FAQ: Null space of dual map of T = annihilator of range T

What is the null space of a linear map?

The null space of a linear map \( T: V \to W \) is the set of all vectors in \( V \) that are mapped to the zero vector in \( W \). Formally, it is defined as \( \text{null}(T) = \{ v \in V \mid T(v) = 0 \} \).

What is the dual map of a linear transformation?

The dual map \( T^*: W^* \to V^* \) of a linear transformation \( T: V \to W \) is defined by \( T^*(\phi) = \phi \circ T \) for every linear functional \( \phi \in W^* \). Here, \( W^* \) and \( V^* \) are the dual spaces of \( W \) and \( V \), respectively.

What is the annihilator of a subspace?

The annihilator of a subspace \( U \subseteq V \) is the set of all linear functionals in \( V^* \) that map every vector in \( U \) to zero. It is denoted as \( U^\perp \) and defined as \( U^\perp = \{ \phi \in V^* \mid \phi(u) = 0 \text{ for all } u \in U \} \).

How are the null space of the dual map and the annihilator of the range related?

# # #

TASK DIRECTIONS —
List every question that the FAQ above asks, in order.

DATA EXTRACT —

# # #

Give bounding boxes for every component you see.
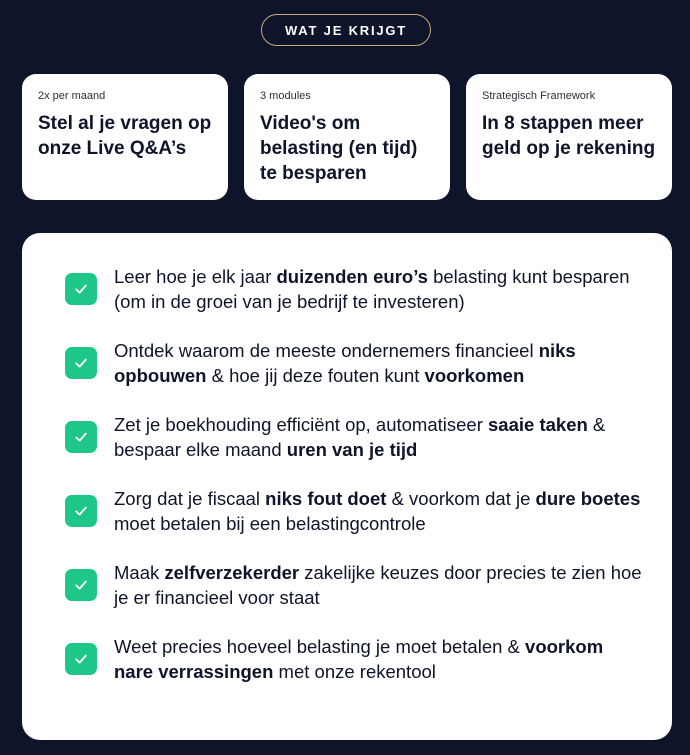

# # #

FINAL RESULT —
1. What is the null space of a linear map?
2. What is the dual map of a linear transformation?
3. What is the annihilator of a subspace?
4. How are the null space of the dual map and the annihilator of the range related?